# OBJECTIVE
Select and reproduce each line of the listing below that bears the string "ylabel".

# SUPPLIED MATERIAL
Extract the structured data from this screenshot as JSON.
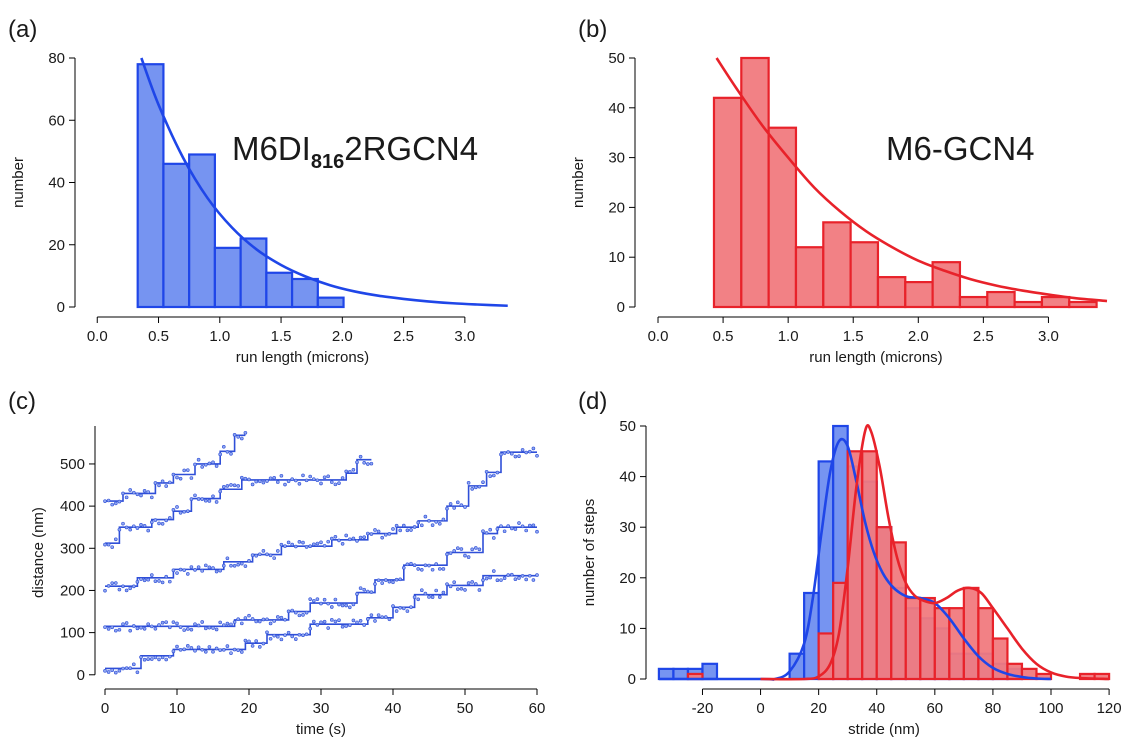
{
  "panel_labels": [
    "(a)",
    "(b)",
    "(c)",
    "(d)"
  ],
  "chart_data": [
    {
      "panel": "(a)",
      "type": "bar",
      "annotation": {
        "main": "M6DI",
        "subscript": "816",
        "rest": "2RGCN4"
      },
      "xlabel": "run length (microns)",
      "ylabel": "number",
      "xlim": [
        -0.1,
        3.45
      ],
      "ylim": [
        0,
        80
      ],
      "xticks": [
        0.0,
        0.5,
        1.0,
        1.5,
        2.0,
        2.5,
        3.0
      ],
      "xtick_labels": [
        "0.0",
        "0.5",
        "1.0",
        "1.5",
        "2.0",
        "2.5",
        "3.0"
      ],
      "yticks": [
        0,
        20,
        40,
        60,
        80
      ],
      "ytick_labels": [
        "0",
        "20",
        "40",
        "60",
        "80"
      ],
      "series": [
        {
          "kind": "histogram",
          "bins": [
            [
              0.33,
              0.54
            ],
            [
              0.54,
              0.75
            ],
            [
              0.75,
              0.96
            ],
            [
              0.96,
              1.17
            ],
            [
              1.17,
              1.38
            ],
            [
              1.38,
              1.59
            ],
            [
              1.59,
              1.8
            ],
            [
              1.8,
              2.01
            ]
          ],
          "values": [
            78,
            46,
            49,
            19,
            22,
            11,
            9,
            3
          ],
          "color": "#1f46e8",
          "fill": "#6f8ef0"
        },
        {
          "kind": "fit",
          "x": [
            0.36,
            0.5,
            0.7,
            0.9,
            1.1,
            1.3,
            1.5,
            1.7,
            1.9,
            2.1,
            2.3,
            2.5,
            2.7,
            2.9,
            3.1,
            3.35
          ],
          "y": [
            80,
            65,
            48,
            35,
            25.5,
            18.5,
            13.5,
            9.8,
            7.0,
            5.0,
            3.6,
            2.6,
            1.8,
            1.2,
            0.8,
            0.4
          ],
          "color": "#1f46e8"
        }
      ]
    },
    {
      "panel": "(b)",
      "type": "bar",
      "annotation": {
        "main": "M6-GCN4"
      },
      "xlabel": "run length (microns)",
      "ylabel": "number",
      "xlim": [
        -0.1,
        3.45
      ],
      "ylim": [
        0,
        50
      ],
      "xticks": [
        0.0,
        0.5,
        1.0,
        1.5,
        2.0,
        2.5,
        3.0
      ],
      "xtick_labels": [
        "0.0",
        "0.5",
        "1.0",
        "1.5",
        "2.0",
        "2.5",
        "3.0"
      ],
      "yticks": [
        0,
        10,
        20,
        30,
        40,
        50
      ],
      "ytick_labels": [
        "0",
        "10",
        "20",
        "30",
        "40",
        "50"
      ],
      "series": [
        {
          "kind": "histogram",
          "bins": [
            [
              0.43,
              0.64
            ],
            [
              0.64,
              0.85
            ],
            [
              0.85,
              1.06
            ],
            [
              1.06,
              1.27
            ],
            [
              1.27,
              1.48
            ],
            [
              1.48,
              1.69
            ],
            [
              1.69,
              1.9
            ],
            [
              1.9,
              2.11
            ],
            [
              2.11,
              2.32
            ],
            [
              2.32,
              2.53
            ],
            [
              2.53,
              2.74
            ],
            [
              2.74,
              2.95
            ],
            [
              2.95,
              3.16
            ],
            [
              3.16,
              3.37
            ]
          ],
          "values": [
            42,
            50,
            36,
            12,
            17,
            13,
            6,
            5,
            9,
            2,
            3,
            1,
            2,
            1
          ],
          "color": "#e8222a",
          "fill": "#f17a7e"
        },
        {
          "kind": "fit",
          "x": [
            0.45,
            0.6,
            0.8,
            1.0,
            1.2,
            1.4,
            1.6,
            1.8,
            2.0,
            2.2,
            2.4,
            2.6,
            2.8,
            3.0,
            3.2,
            3.45
          ],
          "y": [
            50,
            44,
            36.5,
            30,
            24,
            19.2,
            15.2,
            12,
            9.3,
            7.3,
            5.6,
            4.3,
            3.3,
            2.5,
            1.8,
            1.2
          ],
          "color": "#e8222a"
        }
      ]
    },
    {
      "panel": "(c)",
      "type": "scatter",
      "xlabel": "time (s)",
      "ylabel": "distance (nm)",
      "xlim": [
        0,
        60
      ],
      "ylim": [
        -10,
        590
      ],
      "xticks": [
        0,
        10,
        20,
        30,
        40,
        50,
        60
      ],
      "xtick_labels": [
        "0",
        "10",
        "20",
        "30",
        "40",
        "50",
        "60"
      ],
      "yticks": [
        0,
        100,
        200,
        300,
        400,
        500
      ],
      "ytick_labels": [
        "0",
        "100",
        "200",
        "300",
        "400",
        "500"
      ],
      "color": "#2f4fd8",
      "series": [
        {
          "x_range": [
            0,
            19.5
          ],
          "steps": [
            [
              0,
              412
            ],
            [
              2.5,
              430
            ],
            [
              7,
              455
            ],
            [
              9.5,
              475
            ],
            [
              12.5,
              500
            ],
            [
              16,
              530
            ],
            [
              18,
              568
            ]
          ]
        },
        {
          "x_range": [
            0,
            37
          ],
          "steps": [
            [
              0,
              312
            ],
            [
              2,
              350
            ],
            [
              6.5,
              368
            ],
            [
              9.5,
              388
            ],
            [
              12,
              418
            ],
            [
              16,
              440
            ],
            [
              19,
              462
            ],
            [
              33.5,
              478
            ],
            [
              35,
              510
            ]
          ]
        },
        {
          "x_range": [
            0,
            60
          ],
          "steps": [
            [
              0,
              210
            ],
            [
              4.5,
              230
            ],
            [
              9.5,
              250
            ],
            [
              16.5,
              268
            ],
            [
              20.5,
              285
            ],
            [
              24.5,
              305
            ],
            [
              31.5,
              320
            ],
            [
              36.5,
              335
            ],
            [
              40.5,
              350
            ],
            [
              43.5,
              365
            ],
            [
              47.5,
              400
            ],
            [
              50.5,
              448
            ],
            [
              53,
              480
            ],
            [
              55,
              528
            ]
          ]
        },
        {
          "x_range": [
            0,
            60
          ],
          "steps": [
            [
              0,
              115
            ],
            [
              18,
              130
            ],
            [
              25.5,
              150
            ],
            [
              28.5,
              170
            ],
            [
              35,
              195
            ],
            [
              37.5,
              225
            ],
            [
              41.5,
              260
            ],
            [
              47.5,
              290
            ],
            [
              52.5,
              335
            ],
            [
              54.5,
              350
            ]
          ]
        },
        {
          "x_range": [
            0,
            60
          ],
          "steps": [
            [
              0,
              15
            ],
            [
              5,
              45
            ],
            [
              9.5,
              60
            ],
            [
              19.5,
              75
            ],
            [
              22.5,
              95
            ],
            [
              28.5,
              120
            ],
            [
              36.5,
              135
            ],
            [
              40,
              160
            ],
            [
              43,
              190
            ],
            [
              47.5,
              212
            ],
            [
              52.5,
              235
            ]
          ]
        }
      ]
    },
    {
      "panel": "(d)",
      "type": "bar",
      "xlabel": "stride (nm)",
      "ylabel": "number of steps",
      "xlim": [
        -36,
        121
      ],
      "ylim": [
        0,
        50
      ],
      "xticks": [
        -20,
        0,
        20,
        40,
        60,
        80,
        100,
        120
      ],
      "xtick_labels": [
        "-20",
        "0",
        "20",
        "40",
        "60",
        "80",
        "100",
        "120"
      ],
      "yticks": [
        0,
        10,
        20,
        30,
        40,
        50
      ],
      "ytick_labels": [
        "0",
        "10",
        "20",
        "30",
        "40",
        "50"
      ],
      "series": [
        {
          "kind": "histogram",
          "bin_width": 5,
          "bin_starts": [
            -35,
            -30,
            -25,
            -20,
            -15,
            -10,
            -5,
            0,
            5,
            10,
            15,
            20,
            25,
            30,
            35,
            40,
            45,
            50,
            55,
            60,
            65,
            70,
            75,
            80,
            85,
            90,
            95,
            100,
            105,
            110,
            115
          ],
          "values": [
            2,
            2,
            2,
            3,
            0,
            0,
            0,
            0,
            0,
            5,
            17,
            43,
            50,
            42,
            39,
            30,
            18,
            14,
            12,
            10,
            5,
            5,
            5,
            3,
            2,
            0,
            0,
            0,
            0,
            0,
            0
          ],
          "color": "#1f46e8",
          "fill": "#6f8ef0"
        },
        {
          "kind": "histogram",
          "bin_width": 5,
          "bin_starts": [
            -35,
            -30,
            -25,
            -20,
            -15,
            -10,
            -5,
            0,
            5,
            10,
            15,
            20,
            25,
            30,
            35,
            40,
            45,
            50,
            55,
            60,
            65,
            70,
            75,
            80,
            85,
            90,
            95,
            100,
            105,
            110,
            115
          ],
          "values": [
            0,
            0,
            1,
            0,
            0,
            0,
            0,
            0,
            0,
            0,
            0,
            9,
            19,
            45,
            45,
            30,
            27,
            16,
            16,
            14,
            14,
            18,
            14,
            8,
            3,
            2,
            1,
            0,
            0,
            1,
            1
          ],
          "color": "#e8222a",
          "fill": "#f17a7e"
        },
        {
          "kind": "fit",
          "x": [
            -35,
            0,
            5,
            10,
            15,
            18,
            21,
            24,
            27,
            30,
            33,
            36,
            39,
            42,
            45,
            48,
            51,
            55,
            60,
            65,
            70,
            75,
            80,
            85,
            90,
            95,
            100
          ],
          "y": [
            0,
            0,
            0,
            1.5,
            7,
            16,
            29,
            41,
            47,
            46,
            39,
            31,
            25,
            21,
            18.5,
            17,
            16.2,
            16,
            15,
            12,
            8,
            4.5,
            2.2,
            1,
            0.4,
            0.1,
            0
          ],
          "color": "#1f46e8"
        },
        {
          "kind": "fit",
          "x": [
            0,
            15,
            20,
            24,
            27,
            30,
            33,
            36,
            38,
            41,
            44,
            47,
            50,
            53,
            56,
            60,
            64,
            68,
            72,
            76,
            80,
            85,
            90,
            95,
            100,
            105,
            110,
            120
          ],
          "y": [
            0,
            0,
            0.5,
            3,
            9,
            22,
            38,
            49,
            49,
            42,
            32,
            24,
            19,
            16.5,
            15.5,
            15,
            16,
            17.5,
            18,
            17,
            14,
            10,
            6,
            3,
            1.3,
            0.5,
            0.2,
            0
          ],
          "color": "#e8222a"
        }
      ]
    }
  ]
}
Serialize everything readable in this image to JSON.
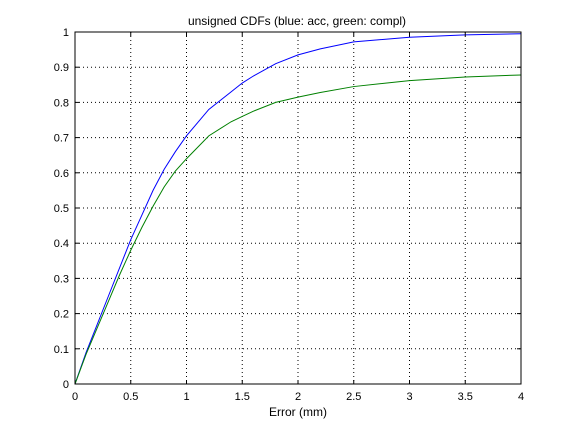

# CORRECT RESULT
      "ylabel": "number",
      "ylabel": "number",
      "ylabel": "distance (nm)",
      "ylabel": "number of steps",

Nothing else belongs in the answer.